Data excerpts
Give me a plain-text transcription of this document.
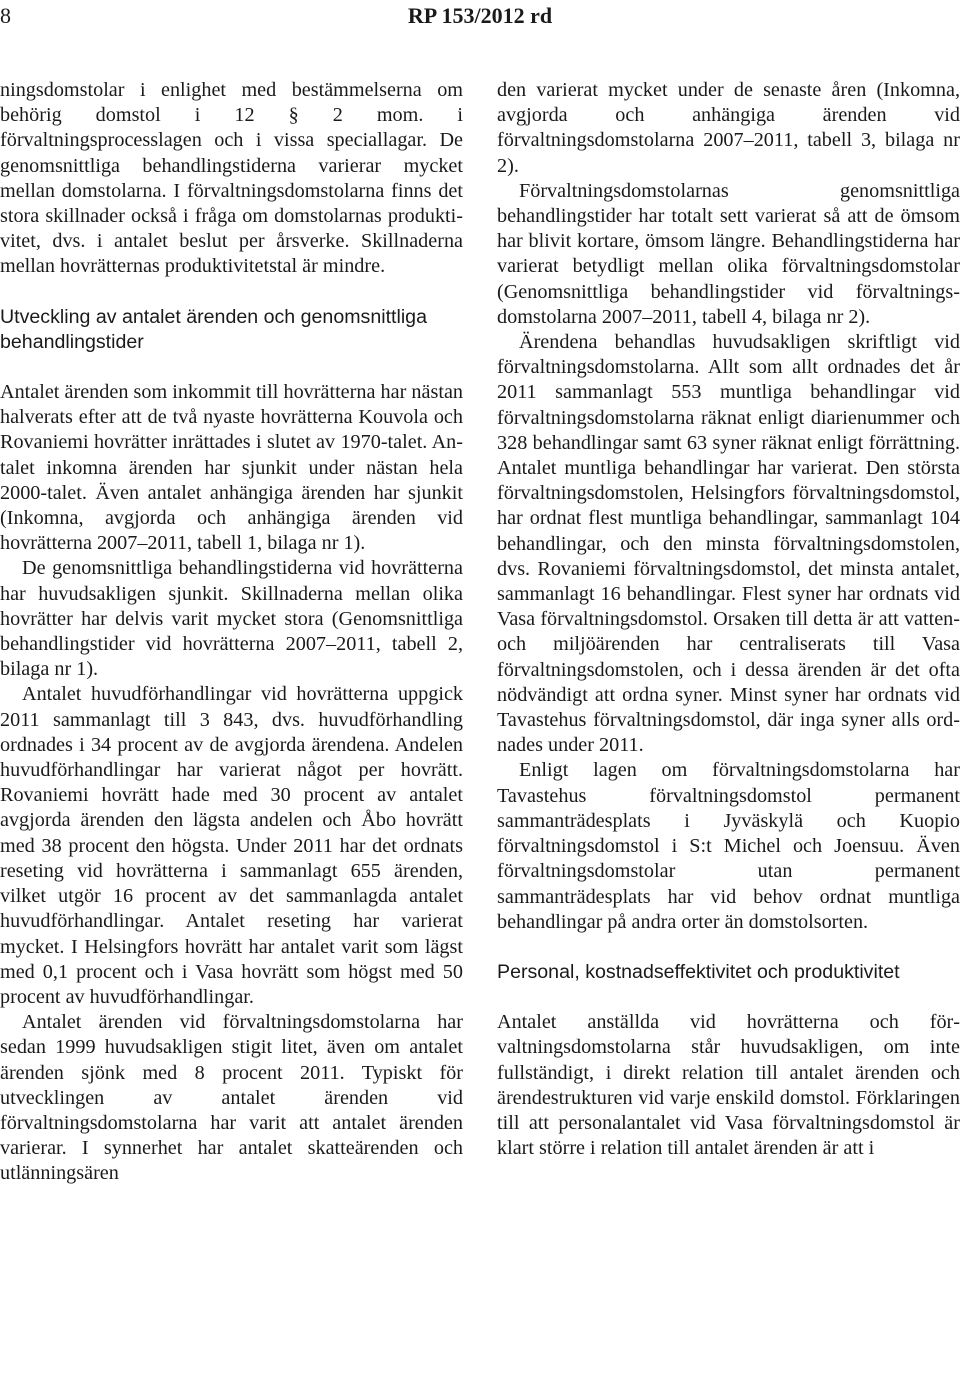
8	RP 153/2012 rd

ningsdomstolar i enlighet med bestämmelserna om behörig domstol i 12 § 2 mom. i förvaltningsprocesslagen och i vissa speciallagar. De genomsnittliga behandlingstiderna varierar mycket mellan domstolarna. I förvaltningsdomstolarna finns det stora skillnader också i fråga om domstolarnas produktivitet, dvs. i antalet beslut per årsverke. Skillnaderna mellan hovrätternas produktivitetstal är mindre.

Utveckling av antalet ärenden och genomsnittliga behandlingstider

Antalet ärenden som inkommit till hovrätterna har nästan halverats efter att de två nyaste hovrätterna Kouvola och Rovaniemi hovrätter inrättades i slutet av 1970-talet. Antalet inkomna ärenden har sjunkit under nästan hela 2000-talet. Även antalet anhängiga ärenden har sjunkit (Inkomna, avgjorda och anhängiga ärenden vid hovrätterna 2007–2011, tabell 1, bilaga nr 1).

De genomsnittliga behandlingstiderna vid hovrätterna har huvudsakligen sjunkit. Skillnaderna mellan olika hovrätter har delvis varit mycket stora (Genomsnittliga behandlingstider vid hovrätterna 2007–2011, tabell 2, bilaga nr 1).

Antalet huvudförhandlingar vid hovrätterna uppgick 2011 sammanlagt till 3 843, dvs. huvudförhandling ordnades i 34 procent av de avgjorda ärendena. Andelen huvudförhandlingar har varierat något per hovrätt. Rovaniemi hovrätt hade med 30 procent av antalet avgjorda ärenden den lägsta andelen och Åbo hovrätt med 38 procent den högsta. Under 2011 har det ordnats reseting vid hovrätterna i sammanlagt 655 ärenden, vilket utgör 16 procent av det sammanlagda antalet huvudförhandlingar. Antalet reseting har varierat mycket. I Helsingfors hovrätt har antalet varit som lägst med 0,1 procent och i Vasa hovrätt som högst med 50 procent av huvudförhandlingar.

Antalet ärenden vid förvaltningsdomstolarna har sedan 1999 huvudsakligen stigit litet, även om antalet ärenden sjönk med 8 procent 2011. Typiskt för utvecklingen av antalet ärenden vid förvaltningsdomstolarna har varit att antalet ärenden varierar. I synnerhet har antalet skatteärenden och utlänningsären

den varierat mycket under de senaste åren (Inkomna, avgjorda och anhängiga ärenden vid förvaltningsdomstolarna 2007–2011, tabell 3, bilaga nr 2).

Förvaltningsdomstolarnas genomsnittliga behandlingstider har totalt sett varierat så att de ömsom har blivit kortare, ömsom längre. Behandlingstiderna har varierat betydligt mellan olika förvaltningsdomstolar (Genomsnittliga behandlingstider vid förvaltningsdomstolarna 2007–2011, tabell 4, bilaga nr 2).

Ärendena behandlas huvudsakligen skriftligt vid förvaltningsdomstolarna. Allt som allt ordnades det år 2011 sammanlagt 553 muntliga behandlingar vid förvaltningsdomstolarna räknat enligt diarienummer och 328 behandlingar samt 63 syner räknat enligt förrättning. Antalet muntliga behandlingar har varierat. Den största förvaltningsdomstolen, Helsingfors förvaltningsdomstol, har ordnat flest muntliga behandlingar, sammanlagt 104 behandlingar, och den minsta förvaltningsdomstolen, dvs. Rovaniemi förvaltningsdomstol, det minsta antalet, sammanlagt 16 behandlingar. Flest syner har ordnats vid Vasa förvaltningsdomstol. Orsaken till detta är att vatten- och miljöärenden har centraliserats till Vasa förvaltningsdomstolen, och i dessa ärenden är det ofta nödvändigt att ordna syner. Minst syner har ordnats vid Tavastehus förvaltningsdomstol, där inga syner alls ordnades under 2011.

Enligt lagen om förvaltningsdomstolarna har Tavastehus förvaltningsdomstol permanent sammanträdesplats i Jyväskylä och Kuopio förvaltningsdomstol i S:t Michel och Joensuu. Även förvaltningsdomstolar utan permanent sammanträdesplats har vid behov ordnat muntliga behandlingar på andra orter än domstolsorten.

Personal, kostnadseffektivitet och produktivitet

Antalet anställda vid hovrätterna och förvaltningsdomstolarna står huvudsakligen, om inte fullständigt, i direkt relation till antalet ärenden och ärendestrukturen vid varje enskild domstol. Förklaringen till att personalantalet vid Vasa förvaltningsdomstol är klart större i relation till antalet ärenden är att i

WHAT THE TASK REQUIRES: When you retype the data above, match every line exactly and leave the pictures behind.

PROBLEM SOLUTION:
Give me a plain-text transcription of this document.
8	RP 153/2012 rd

ningsdomstolar i enlighet med bestämmelserna om behörig domstol i 12 § 2 mom. i förvaltningsprocesslagen och i vissa speciallagar. De genomsnittliga behandlingstiderna varierar mycket mellan domstolarna. I förvaltningsdomstolarna finns det stora skillnader också i fråga om domstolarnas produktivitet, dvs. i antalet beslut per årsverke. Skillnaderna mellan hovrätternas produktivitetstal är mindre.

Utveckling av antalet ärenden och genomsnittliga behandlingstider

Antalet ärenden som inkommit till hovrätterna har nästan halverats efter att de två nyaste hovrätterna Kouvola och Rovaniemi hovrätter inrättades i slutet av 1970-talet. Antalet inkomna ärenden har sjunkit under nästan hela 2000-talet. Även antalet anhängiga ärenden har sjunkit (Inkomna, avgjorda och anhängiga ärenden vid hovrätterna 2007–2011, tabell 1, bilaga nr 1).

De genomsnittliga behandlingstiderna vid hovrätterna har huvudsakligen sjunkit. Skillnaderna mellan olika hovrätter har delvis varit mycket stora (Genomsnittliga behandlingstider vid hovrätterna 2007–2011, tabell 2, bilaga nr 1).

Antalet huvudförhandlingar vid hovrätterna uppgick 2011 sammanlagt till 3 843, dvs. huvudförhandling ordnades i 34 procent av de avgjorda ärendena. Andelen huvudförhandlingar har varierat något per hovrätt. Rovaniemi hovrätt hade med 30 procent av antalet avgjorda ärenden den lägsta andelen och Åbo hovrätt med 38 procent den högsta. Under 2011 har det ordnats reseting vid hovrätterna i sammanlagt 655 ärenden, vilket utgör 16 procent av det sammanlagda antalet huvudförhandlingar. Antalet reseting har varierat mycket. I Helsingfors hovrätt har antalet varit som lägst med 0,1 procent och i Vasa hovrätt som högst med 50 procent av huvudförhandlingar.

Antalet ärenden vid förvaltningsdomstolarna har sedan 1999 huvudsakligen stigit litet, även om antalet ärenden sjönk med 8 procent 2011. Typiskt för utvecklingen av antalet ärenden vid förvaltningsdomstolarna har varit att antalet ärenden varierar. I synnerhet har antalet skatteärenden och utlänningsären

den varierat mycket under de senaste åren (Inkomna, avgjorda och anhängiga ärenden vid förvaltningsdomstolarna 2007–2011, tabell 3, bilaga nr 2).

Förvaltningsdomstolarnas genomsnittliga behandlingstider har totalt sett varierat så att de ömsom har blivit kortare, ömsom längre. Behandlingstiderna har varierat betydligt mellan olika förvaltningsdomstolar (Genomsnittliga behandlingstider vid förvaltningsdomstolarna 2007–2011, tabell 4, bilaga nr 2).

Ärendena behandlas huvudsakligen skriftligt vid förvaltningsdomstolarna. Allt som allt ordnades det år 2011 sammanlagt 553 muntliga behandlingar vid förvaltningsdomstolarna räknat enligt diarienummer och 328 behandlingar samt 63 syner räknat enligt förrättning. Antalet muntliga behandlingar har varierat. Den största förvaltningsdomstolen, Helsingfors förvaltningsdomstol, har ordnat flest muntliga behandlingar, sammanlagt 104 behandlingar, och den minsta förvaltningsdomstolen, dvs. Rovaniemi förvaltningsdomstol, det minsta antalet, sammanlagt 16 behandlingar. Flest syner har ordnats vid Vasa förvaltningsdomstol. Orsaken till detta är att vatten- och miljöärenden har centraliserats till Vasa förvaltningsdomstolen, och i dessa ärenden är det ofta nödvändigt att ordna syner. Minst syner har ordnats vid Tavastehus förvaltningsdomstol, där inga syner alls ordnades under 2011.

Enligt lagen om förvaltningsdomstolarna har Tavastehus förvaltningsdomstol permanent sammanträdesplats i Jyväskylä och Kuopio förvaltningsdomstol i S:t Michel och Joensuu. Även förvaltningsdomstolar utan permanent sammanträdesplats har vid behov ordnat muntliga behandlingar på andra orter än domstolsorten.

Personal, kostnadseffektivitet och produktivitet

Antalet anställda vid hovrätterna och förvaltningsdomstolarna står huvudsakligen, om inte fullständigt, i direkt relation till antalet ärenden och ärendestrukturen vid varje enskild domstol. Förklaringen till att personalantalet vid Vasa förvaltningsdomstol är klart större i relation till antalet ärenden är att i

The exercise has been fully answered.